• What to work on: Determine the number of lines where "Импульс" occurs and reply with that number by itself.

____________________

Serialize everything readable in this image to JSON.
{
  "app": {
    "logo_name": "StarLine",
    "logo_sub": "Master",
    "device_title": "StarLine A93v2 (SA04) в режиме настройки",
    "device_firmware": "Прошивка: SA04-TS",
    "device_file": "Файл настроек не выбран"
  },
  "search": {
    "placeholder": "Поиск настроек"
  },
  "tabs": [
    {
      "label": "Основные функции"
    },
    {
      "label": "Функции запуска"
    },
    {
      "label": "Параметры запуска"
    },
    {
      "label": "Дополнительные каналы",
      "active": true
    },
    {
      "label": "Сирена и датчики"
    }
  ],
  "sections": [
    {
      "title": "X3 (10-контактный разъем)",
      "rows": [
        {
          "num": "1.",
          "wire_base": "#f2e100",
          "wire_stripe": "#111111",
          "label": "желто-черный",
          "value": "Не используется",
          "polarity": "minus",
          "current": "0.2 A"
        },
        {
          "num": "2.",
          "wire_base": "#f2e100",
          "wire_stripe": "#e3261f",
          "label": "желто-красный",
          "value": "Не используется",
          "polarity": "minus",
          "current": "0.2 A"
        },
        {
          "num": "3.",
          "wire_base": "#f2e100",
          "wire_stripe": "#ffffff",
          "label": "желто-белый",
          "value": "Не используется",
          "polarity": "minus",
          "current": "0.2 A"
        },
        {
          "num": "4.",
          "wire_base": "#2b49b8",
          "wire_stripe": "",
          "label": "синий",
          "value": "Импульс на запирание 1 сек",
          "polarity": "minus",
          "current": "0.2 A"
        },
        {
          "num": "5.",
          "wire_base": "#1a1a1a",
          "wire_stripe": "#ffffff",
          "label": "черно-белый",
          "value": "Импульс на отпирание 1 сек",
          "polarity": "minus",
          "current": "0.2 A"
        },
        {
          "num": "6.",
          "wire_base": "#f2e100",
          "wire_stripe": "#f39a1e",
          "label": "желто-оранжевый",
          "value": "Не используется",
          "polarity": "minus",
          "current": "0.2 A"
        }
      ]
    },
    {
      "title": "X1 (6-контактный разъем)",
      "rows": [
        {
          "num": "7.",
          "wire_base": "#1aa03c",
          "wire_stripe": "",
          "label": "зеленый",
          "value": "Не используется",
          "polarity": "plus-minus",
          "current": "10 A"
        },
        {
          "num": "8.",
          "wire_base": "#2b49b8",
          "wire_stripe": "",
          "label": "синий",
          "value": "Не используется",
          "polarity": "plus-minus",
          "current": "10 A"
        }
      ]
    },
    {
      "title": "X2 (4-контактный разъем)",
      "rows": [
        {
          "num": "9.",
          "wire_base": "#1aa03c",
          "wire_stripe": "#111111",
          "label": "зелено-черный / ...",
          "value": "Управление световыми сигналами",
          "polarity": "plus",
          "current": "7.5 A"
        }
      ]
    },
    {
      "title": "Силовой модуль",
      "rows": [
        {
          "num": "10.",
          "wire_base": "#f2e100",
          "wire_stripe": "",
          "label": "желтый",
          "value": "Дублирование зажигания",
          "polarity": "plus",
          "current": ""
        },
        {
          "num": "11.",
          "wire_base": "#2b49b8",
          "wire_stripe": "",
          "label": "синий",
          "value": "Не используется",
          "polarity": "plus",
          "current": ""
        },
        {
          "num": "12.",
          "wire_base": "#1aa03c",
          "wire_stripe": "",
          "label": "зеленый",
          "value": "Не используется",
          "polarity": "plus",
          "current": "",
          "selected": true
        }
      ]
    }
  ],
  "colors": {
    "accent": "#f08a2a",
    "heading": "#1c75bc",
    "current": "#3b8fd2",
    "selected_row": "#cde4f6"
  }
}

____________________

• Written solution: 2